(Stored records)
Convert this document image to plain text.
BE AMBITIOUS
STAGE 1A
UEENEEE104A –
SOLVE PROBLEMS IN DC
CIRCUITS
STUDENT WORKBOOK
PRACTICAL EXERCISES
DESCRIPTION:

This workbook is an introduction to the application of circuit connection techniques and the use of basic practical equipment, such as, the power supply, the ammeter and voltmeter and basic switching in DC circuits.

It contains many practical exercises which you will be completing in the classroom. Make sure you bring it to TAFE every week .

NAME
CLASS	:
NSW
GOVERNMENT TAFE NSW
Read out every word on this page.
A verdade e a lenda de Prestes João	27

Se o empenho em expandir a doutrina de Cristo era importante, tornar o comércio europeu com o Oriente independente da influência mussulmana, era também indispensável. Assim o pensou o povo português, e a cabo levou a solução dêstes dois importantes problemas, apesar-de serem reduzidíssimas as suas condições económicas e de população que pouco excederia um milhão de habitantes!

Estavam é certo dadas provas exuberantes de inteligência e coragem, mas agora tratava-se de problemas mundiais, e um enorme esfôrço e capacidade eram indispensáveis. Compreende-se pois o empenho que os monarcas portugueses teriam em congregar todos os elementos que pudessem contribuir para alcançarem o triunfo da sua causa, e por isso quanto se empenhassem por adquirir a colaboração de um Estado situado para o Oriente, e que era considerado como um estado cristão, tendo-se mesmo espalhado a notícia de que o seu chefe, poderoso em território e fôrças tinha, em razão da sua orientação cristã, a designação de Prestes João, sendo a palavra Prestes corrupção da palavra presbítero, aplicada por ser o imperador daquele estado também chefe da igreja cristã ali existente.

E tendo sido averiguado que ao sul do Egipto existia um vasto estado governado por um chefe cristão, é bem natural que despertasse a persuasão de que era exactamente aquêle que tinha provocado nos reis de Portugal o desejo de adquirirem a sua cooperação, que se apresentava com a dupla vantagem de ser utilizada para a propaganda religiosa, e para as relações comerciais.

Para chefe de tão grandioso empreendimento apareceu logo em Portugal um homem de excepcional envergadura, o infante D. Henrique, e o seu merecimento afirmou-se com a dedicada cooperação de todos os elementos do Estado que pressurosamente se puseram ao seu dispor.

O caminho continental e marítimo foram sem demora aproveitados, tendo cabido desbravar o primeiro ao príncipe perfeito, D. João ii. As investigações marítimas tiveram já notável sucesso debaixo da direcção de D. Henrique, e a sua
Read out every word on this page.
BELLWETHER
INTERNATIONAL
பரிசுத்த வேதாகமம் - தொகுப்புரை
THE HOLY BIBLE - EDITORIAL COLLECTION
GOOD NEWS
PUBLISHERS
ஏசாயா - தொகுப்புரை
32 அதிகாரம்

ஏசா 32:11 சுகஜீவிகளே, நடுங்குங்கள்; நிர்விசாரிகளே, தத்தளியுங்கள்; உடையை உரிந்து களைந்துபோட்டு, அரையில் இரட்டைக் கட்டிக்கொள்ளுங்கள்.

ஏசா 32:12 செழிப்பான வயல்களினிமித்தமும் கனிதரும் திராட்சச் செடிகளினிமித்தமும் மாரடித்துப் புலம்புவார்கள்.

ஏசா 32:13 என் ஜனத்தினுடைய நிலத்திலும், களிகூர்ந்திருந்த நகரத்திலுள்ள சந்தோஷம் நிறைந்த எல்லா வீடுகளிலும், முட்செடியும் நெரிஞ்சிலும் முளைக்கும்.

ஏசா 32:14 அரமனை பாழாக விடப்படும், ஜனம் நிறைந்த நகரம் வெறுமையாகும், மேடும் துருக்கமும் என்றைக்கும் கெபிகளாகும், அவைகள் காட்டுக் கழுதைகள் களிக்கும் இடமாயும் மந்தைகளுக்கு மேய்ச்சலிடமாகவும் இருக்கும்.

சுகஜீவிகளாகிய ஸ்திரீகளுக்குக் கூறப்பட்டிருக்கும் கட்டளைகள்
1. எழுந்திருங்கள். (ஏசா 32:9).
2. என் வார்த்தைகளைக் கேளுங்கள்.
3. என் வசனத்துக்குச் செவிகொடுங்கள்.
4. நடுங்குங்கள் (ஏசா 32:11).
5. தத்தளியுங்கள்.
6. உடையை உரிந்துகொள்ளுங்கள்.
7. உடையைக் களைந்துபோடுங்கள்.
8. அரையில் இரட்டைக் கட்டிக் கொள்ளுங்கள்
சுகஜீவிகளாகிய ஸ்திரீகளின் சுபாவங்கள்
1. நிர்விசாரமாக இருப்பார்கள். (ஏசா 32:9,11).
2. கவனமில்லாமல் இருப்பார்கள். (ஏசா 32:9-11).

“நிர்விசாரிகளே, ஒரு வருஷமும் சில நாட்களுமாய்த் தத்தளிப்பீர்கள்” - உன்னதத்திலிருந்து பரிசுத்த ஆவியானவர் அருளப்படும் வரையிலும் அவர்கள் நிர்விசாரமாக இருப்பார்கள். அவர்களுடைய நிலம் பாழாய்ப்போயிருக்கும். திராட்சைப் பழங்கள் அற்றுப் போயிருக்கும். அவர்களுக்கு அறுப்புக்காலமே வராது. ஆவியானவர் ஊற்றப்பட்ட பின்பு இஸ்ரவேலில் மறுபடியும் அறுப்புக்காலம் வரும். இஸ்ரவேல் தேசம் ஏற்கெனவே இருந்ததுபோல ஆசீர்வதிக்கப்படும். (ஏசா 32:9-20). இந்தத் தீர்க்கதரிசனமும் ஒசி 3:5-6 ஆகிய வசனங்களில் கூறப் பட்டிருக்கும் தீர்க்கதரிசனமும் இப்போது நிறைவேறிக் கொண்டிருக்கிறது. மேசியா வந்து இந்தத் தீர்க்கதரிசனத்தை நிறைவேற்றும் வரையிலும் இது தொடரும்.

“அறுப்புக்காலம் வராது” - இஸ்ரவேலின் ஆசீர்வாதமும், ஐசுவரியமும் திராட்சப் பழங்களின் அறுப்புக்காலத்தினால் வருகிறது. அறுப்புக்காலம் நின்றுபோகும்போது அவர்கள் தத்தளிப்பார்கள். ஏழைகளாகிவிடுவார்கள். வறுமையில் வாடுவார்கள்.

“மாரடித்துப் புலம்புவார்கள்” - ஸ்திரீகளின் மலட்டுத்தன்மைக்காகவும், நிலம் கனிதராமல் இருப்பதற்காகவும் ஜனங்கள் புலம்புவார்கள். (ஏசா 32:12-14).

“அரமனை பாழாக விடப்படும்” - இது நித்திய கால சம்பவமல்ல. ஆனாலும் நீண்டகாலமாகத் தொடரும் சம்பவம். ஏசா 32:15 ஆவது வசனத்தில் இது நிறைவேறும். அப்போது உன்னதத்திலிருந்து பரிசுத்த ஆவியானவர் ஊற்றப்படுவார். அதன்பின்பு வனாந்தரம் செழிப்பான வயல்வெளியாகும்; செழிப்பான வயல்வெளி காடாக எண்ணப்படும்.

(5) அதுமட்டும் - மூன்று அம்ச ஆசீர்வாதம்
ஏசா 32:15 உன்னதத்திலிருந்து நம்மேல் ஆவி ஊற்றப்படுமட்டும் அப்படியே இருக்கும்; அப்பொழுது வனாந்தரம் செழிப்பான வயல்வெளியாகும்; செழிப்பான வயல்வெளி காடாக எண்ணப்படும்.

_TASK DIRECTIONS_
Transcribe every line of the data, exactly as it stands.

_RESPONSE BELOW_
Convert this document image to plain text.
BE AMBITIOUS
STAGE 1A
UEENEEE104A –
SOLVE PROBLEMS IN DC
CIRCUITS
STUDENT WORKBOOK
PRACTICAL EXERCISES
DESCRIPTION:

This workbook is an introduction to the application of circuit connection techniques and the use of basic practical equipment, such as, the power supply, the ammeter and voltmeter and basic switching in DC circuits.

It contains many practical exercises which you will be completing in the classroom. Make sure you bring it to TAFE every week .

NAME
CLASS	:
NSW
GOVERNMENT TAFE NSW
Read out every word on this page.
A verdade e a lenda de Prestes João	27

Se o empenho em expandir a doutrina de Cristo era importante, tornar o comércio europeu com o Oriente independente da influência mussulmana, era também indispensável. Assim o pensou o povo português, e a cabo levou a solução dêstes dois importantes problemas, apesar-de serem reduzidíssimas as suas condições económicas e de população que pouco excederia um milhão de habitantes!

Estavam é certo dadas provas exuberantes de inteligência e coragem, mas agora tratava-se de problemas mundiais, e um enorme esfôrço e capacidade eram indispensáveis. Compreende-se pois o empenho que os monarcas portugueses teriam em congregar todos os elementos que pudessem contribuir para alcançarem o triunfo da sua causa, e por isso quanto se empenhassem por adquirir a colaboração de um Estado situado para o Oriente, e que era considerado como um estado cristão, tendo-se mesmo espalhado a notícia de que o seu chefe, poderoso em território e fôrças tinha, em razão da sua orientação cristã, a designação de Prestes João, sendo a palavra Prestes corrupção da palavra presbítero, aplicada por ser o imperador daquele estado também chefe da igreja cristã ali existente.

E tendo sido averiguado que ao sul do Egipto existia um vasto estado governado por um chefe cristão, é bem natural que despertasse a persuasão de que era exactamente aquêle que tinha provocado nos reis de Portugal o desejo de adquirirem a sua cooperação, que se apresentava com a dupla vantagem de ser utilizada para a propaganda religiosa, e para as relações comerciais.

Para chefe de tão grandioso empreendimento apareceu logo em Portugal um homem de excepcional envergadura, o infante D. Henrique, e o seu merecimento afirmou-se com a dedicada cooperação de todos os elementos do Estado que pressurosamente se puseram ao seu dispor.

O caminho continental e marítimo foram sem demora aproveitados, tendo cabido desbravar o primeiro ao príncipe perfeito, D. João ii. As investigações marítimas tiveram já notável sucesso debaixo da direcção de D. Henrique, e a sua
Read out every word on this page.
BELLWETHER
INTERNATIONAL
பரிசுத்த வேதாகமம் - தொகுப்புரை
THE HOLY BIBLE - EDITORIAL COLLECTION
GOOD NEWS
PUBLISHERS
ஏசாயா - தொகுப்புரை
32 அதிகாரம்

ஏசா 32:11 சுகஜீவிகளே, நடுங்குங்கள்; நிர்விசாரிகளே, தத்தளியுங்கள்; உடையை உரிந்து களைந்துபோட்டு, அரையில் இரட்டைக் கட்டிக்கொள்ளுங்கள்.

ஏசா 32:12 செழிப்பான வயல்களினிமித்தமும் கனிதரும் திராட்சச் செடிகளினிமித்தமும் மாரடித்துப் புலம்புவார்கள்.

ஏசா 32:13 என் ஜனத்தினுடைய நிலத்திலும், களிகூர்ந்திருந்த நகரத்திலுள்ள சந்தோஷம் நிறைந்த எல்லா வீடுகளிலும், முட்செடியும் நெரிஞ்சிலும் முளைக்கும்.

ஏசா 32:14 அரமனை பாழாக விடப்படும், ஜனம் நிறைந்த நகரம் வெறுமையாகும், மேடும் துருக்கமும் என்றைக்கும் கெபிகளாகும், அவைகள் காட்டுக் கழுதைகள் களிக்கும் இடமாயும் மந்தைகளுக்கு மேய்ச்சலிடமாகவும் இருக்கும்.

சுகஜீவிகளாகிய ஸ்திரீகளுக்குக் கூறப்பட்டிருக்கும் கட்டளைகள்
1. எழுந்திருங்கள். (ஏசா 32:9).
2. என் வார்த்தைகளைக் கேளுங்கள்.
3. என் வசனத்துக்குச் செவிகொடுங்கள்.
4. நடுங்குங்கள் (ஏசா 32:11).
5. தத்தளியுங்கள்.
6. உடையை உரிந்துகொள்ளுங்கள்.
7. உடையைக் களைந்துபோடுங்கள்.
8. அரையில் இரட்டைக் கட்டிக் கொள்ளுங்கள்
சுகஜீவிகளாகிய ஸ்திரீகளின் சுபாவங்கள்
1. நிர்விசாரமாக இருப்பார்கள். (ஏசா 32:9,11).
2. கவனமில்லாமல் இருப்பார்கள். (ஏசா 32:9-11).

“நிர்விசாரிகளே, ஒரு வருஷமும் சில நாட்களுமாய்த் தத்தளிப்பீர்கள்” - உன்னதத்திலிருந்து பரிசுத்த ஆவியானவர் அருளப்படும் வரையிலும் அவர்கள் நிர்விசாரமாக இருப்பார்கள். அவர்களுடைய நிலம் பாழாய்ப்போயிருக்கும். திராட்சைப் பழங்கள் அற்றுப் போயிருக்கும். அவர்களுக்கு அறுப்புக்காலமே வராது. ஆவியானவர் ஊற்றப்பட்ட பின்பு இஸ்ரவேலில் மறுபடியும் அறுப்புக்காலம் வரும். இஸ்ரவேல் தேசம் ஏற்கெனவே இருந்ததுபோல ஆசீர்வதிக்கப்படும். (ஏசா 32:9-20). இந்தத் தீர்க்கதரிசனமும் ஒசி 3:5-6 ஆகிய வசனங்களில் கூறப் பட்டிருக்கும் தீர்க்கதரிசனமும் இப்போது நிறைவேறிக் கொண்டிருக்கிறது. மேசியா வந்து இந்தத் தீர்க்கதரிசனத்தை நிறைவேற்றும் வரையிலும் இது தொடரும்.

“அறுப்புக்காலம் வராது” - இஸ்ரவேலின் ஆசீர்வாதமும், ஐசுவரியமும் திராட்சப் பழங்களின் அறுப்புக்காலத்தினால் வருகிறது. அறுப்புக்காலம் நின்றுபோகும்போது அவர்கள் தத்தளிப்பார்கள். ஏழைகளாகிவிடுவார்கள். வறுமையில் வாடுவார்கள்.

“மாரடித்துப் புலம்புவார்கள்” - ஸ்திரீகளின் மலட்டுத்தன்மைக்காகவும், நிலம் கனிதராமல் இருப்பதற்காகவும் ஜனங்கள் புலம்புவார்கள். (ஏசா 32:12-14).

“அரமனை பாழாக விடப்படும்” - இது நித்திய கால சம்பவமல்ல. ஆனாலும் நீண்டகாலமாகத் தொடரும் சம்பவம். ஏசா 32:15 ஆவது வசனத்தில் இது நிறைவேறும். அப்போது உன்னதத்திலிருந்து பரிசுத்த ஆவியானவர் ஊற்றப்படுவார். அதன்பின்பு வனாந்தரம் செழிப்பான வயல்வெளியாகும்; செழிப்பான வயல்வெளி காடாக எண்ணப்படும்.

(5) அதுமட்டும் - மூன்று அம்ச ஆசீர்வாதம்
ஏசா 32:15 உன்னதத்திலிருந்து நம்மேல் ஆவி ஊற்றப்படுமட்டும் அப்படியே இருக்கும்; அப்பொழுது வனாந்தரம் செழிப்பான வயல்வெளியாகும்; செழிப்பான வயல்வெளி காடாக எண்ணப்படும்.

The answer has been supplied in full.